----- GIVEN INFORMATION -----

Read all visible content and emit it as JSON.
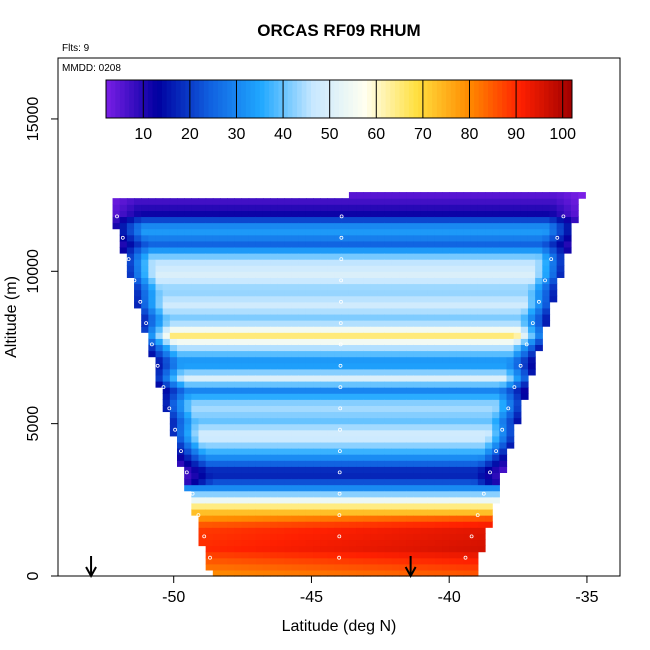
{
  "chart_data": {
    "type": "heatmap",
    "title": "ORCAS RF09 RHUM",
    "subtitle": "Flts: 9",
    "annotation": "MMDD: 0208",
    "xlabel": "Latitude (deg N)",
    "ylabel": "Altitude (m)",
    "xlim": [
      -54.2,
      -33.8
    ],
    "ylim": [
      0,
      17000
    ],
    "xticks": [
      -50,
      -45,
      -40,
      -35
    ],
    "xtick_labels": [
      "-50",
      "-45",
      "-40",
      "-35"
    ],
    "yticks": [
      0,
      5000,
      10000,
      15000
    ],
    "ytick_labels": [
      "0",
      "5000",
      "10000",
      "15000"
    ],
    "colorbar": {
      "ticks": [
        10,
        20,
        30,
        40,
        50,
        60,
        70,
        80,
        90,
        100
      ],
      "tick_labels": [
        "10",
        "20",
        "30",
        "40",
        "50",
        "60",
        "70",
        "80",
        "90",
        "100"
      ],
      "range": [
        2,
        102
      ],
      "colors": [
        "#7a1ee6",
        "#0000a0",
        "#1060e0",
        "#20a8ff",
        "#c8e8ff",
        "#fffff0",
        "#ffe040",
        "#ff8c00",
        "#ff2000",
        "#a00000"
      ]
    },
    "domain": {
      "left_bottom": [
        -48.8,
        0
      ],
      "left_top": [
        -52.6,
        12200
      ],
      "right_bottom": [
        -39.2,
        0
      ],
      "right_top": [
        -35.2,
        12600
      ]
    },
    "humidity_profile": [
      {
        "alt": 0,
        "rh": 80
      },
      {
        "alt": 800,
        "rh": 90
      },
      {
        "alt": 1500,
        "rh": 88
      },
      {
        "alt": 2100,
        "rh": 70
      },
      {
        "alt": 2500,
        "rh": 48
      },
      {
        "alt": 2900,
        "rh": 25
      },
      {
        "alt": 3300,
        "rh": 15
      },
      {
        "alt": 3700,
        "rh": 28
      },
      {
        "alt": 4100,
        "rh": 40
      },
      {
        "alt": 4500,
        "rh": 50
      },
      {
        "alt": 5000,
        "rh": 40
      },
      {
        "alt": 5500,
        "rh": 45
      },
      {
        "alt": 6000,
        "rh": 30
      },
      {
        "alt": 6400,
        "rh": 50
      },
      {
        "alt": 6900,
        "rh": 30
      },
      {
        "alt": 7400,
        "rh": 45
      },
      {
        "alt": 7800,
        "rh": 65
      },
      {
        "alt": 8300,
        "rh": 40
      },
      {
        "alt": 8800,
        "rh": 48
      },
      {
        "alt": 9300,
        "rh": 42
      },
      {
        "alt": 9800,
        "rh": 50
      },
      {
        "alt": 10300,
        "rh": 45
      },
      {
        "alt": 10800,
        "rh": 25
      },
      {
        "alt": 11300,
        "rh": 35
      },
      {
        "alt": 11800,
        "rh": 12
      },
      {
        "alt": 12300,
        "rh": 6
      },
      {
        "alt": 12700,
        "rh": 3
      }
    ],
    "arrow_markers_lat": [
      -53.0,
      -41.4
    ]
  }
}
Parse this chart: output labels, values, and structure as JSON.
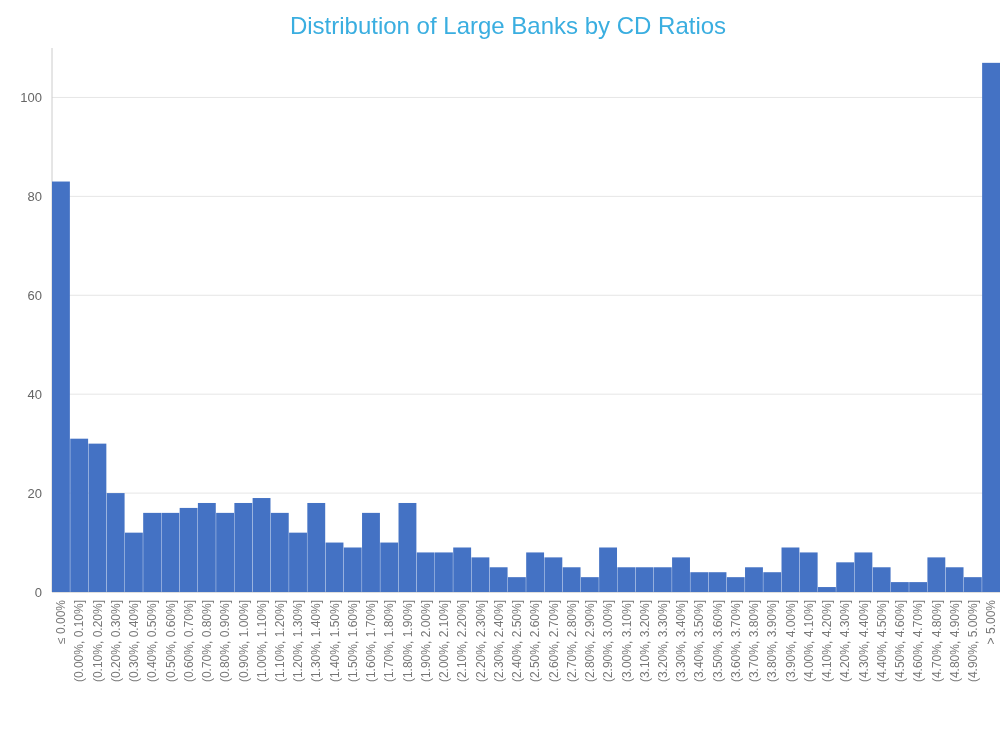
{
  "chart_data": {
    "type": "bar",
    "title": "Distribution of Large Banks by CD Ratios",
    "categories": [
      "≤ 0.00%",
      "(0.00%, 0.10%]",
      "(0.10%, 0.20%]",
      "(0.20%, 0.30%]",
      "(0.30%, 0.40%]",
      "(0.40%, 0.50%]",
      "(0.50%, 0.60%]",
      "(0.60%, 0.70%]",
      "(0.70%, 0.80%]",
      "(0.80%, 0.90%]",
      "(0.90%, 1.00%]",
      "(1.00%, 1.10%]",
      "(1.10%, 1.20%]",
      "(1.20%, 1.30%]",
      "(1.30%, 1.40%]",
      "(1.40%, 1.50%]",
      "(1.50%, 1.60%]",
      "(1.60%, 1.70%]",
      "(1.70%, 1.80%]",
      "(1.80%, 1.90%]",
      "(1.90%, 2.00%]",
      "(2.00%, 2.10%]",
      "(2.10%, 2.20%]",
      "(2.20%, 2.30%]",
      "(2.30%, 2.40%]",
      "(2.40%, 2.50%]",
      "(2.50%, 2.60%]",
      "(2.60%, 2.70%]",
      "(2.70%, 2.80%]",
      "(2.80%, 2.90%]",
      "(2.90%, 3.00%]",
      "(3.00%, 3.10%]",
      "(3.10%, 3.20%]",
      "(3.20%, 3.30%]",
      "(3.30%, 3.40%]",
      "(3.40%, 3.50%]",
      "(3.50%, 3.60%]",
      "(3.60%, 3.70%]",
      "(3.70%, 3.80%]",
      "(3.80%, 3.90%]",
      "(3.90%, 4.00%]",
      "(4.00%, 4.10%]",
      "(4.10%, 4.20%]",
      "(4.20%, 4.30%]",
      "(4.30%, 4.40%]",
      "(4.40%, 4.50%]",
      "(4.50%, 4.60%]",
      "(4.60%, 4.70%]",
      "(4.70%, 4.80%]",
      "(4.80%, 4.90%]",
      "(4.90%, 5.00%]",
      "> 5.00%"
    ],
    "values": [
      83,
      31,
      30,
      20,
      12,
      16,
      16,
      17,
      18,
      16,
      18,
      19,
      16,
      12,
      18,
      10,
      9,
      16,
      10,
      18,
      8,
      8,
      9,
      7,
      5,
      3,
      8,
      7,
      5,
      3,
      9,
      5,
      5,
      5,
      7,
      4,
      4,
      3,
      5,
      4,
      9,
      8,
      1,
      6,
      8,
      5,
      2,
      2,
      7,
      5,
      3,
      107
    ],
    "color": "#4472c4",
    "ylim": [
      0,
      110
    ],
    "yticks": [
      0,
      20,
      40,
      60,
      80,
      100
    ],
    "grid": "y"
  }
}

-----

**YOUR INSTRUCTIONS**
In the material above, find the lines that contain "JSON" and show them.

**RESULT OF THE EXERCISE**
Read all visible content and emit it as JSON.
Parse this chart: output labels, values, and structure as JSON.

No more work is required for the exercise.